> **AIM OF THE TASK**
Where the word "melatih" occurs in a line, return that line.

--- Begin RECORDS SHOWN ---

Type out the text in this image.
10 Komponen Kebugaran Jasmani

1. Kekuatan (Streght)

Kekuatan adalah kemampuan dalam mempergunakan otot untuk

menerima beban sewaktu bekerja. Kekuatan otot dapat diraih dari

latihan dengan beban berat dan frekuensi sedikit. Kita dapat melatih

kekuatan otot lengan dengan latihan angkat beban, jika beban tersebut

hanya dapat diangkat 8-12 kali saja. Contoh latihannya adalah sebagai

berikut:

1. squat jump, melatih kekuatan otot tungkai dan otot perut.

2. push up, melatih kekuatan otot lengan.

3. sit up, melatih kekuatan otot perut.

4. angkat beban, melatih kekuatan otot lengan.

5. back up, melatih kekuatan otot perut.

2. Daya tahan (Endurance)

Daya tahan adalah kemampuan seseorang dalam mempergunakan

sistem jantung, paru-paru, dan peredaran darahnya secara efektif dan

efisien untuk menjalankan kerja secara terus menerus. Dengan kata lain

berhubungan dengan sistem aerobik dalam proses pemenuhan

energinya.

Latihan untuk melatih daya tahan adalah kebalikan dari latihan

--- End RECORDS SHOWN ---
--- Begin RECORDS SHOWN ---

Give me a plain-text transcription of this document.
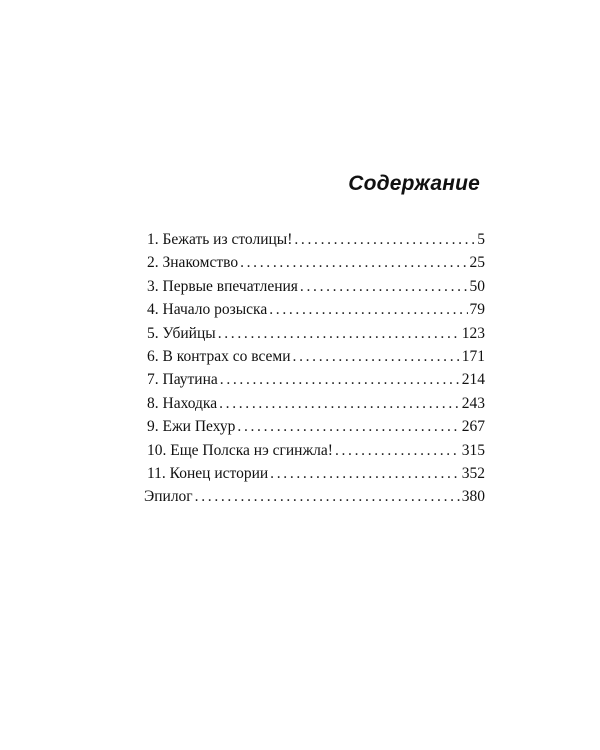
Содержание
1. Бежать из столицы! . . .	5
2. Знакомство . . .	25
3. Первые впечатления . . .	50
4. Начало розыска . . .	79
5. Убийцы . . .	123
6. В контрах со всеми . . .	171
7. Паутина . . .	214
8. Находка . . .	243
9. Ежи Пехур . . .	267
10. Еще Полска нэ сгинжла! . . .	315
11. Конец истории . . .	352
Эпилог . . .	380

--- End RECORDS SHOWN ---

> **CORRECT ANSWER**
latihan dengan beban berat dan frekuensi sedikit. Kita dapat melatih
1. squat jump, melatih kekuatan otot tungkai dan otot perut.
2. push up, melatih kekuatan otot lengan.
3. sit up, melatih kekuatan otot perut.
4. angkat beban, melatih kekuatan otot lengan.
5. back up, melatih kekuatan otot perut.
Latihan untuk melatih daya tahan adalah kebalikan dari latihan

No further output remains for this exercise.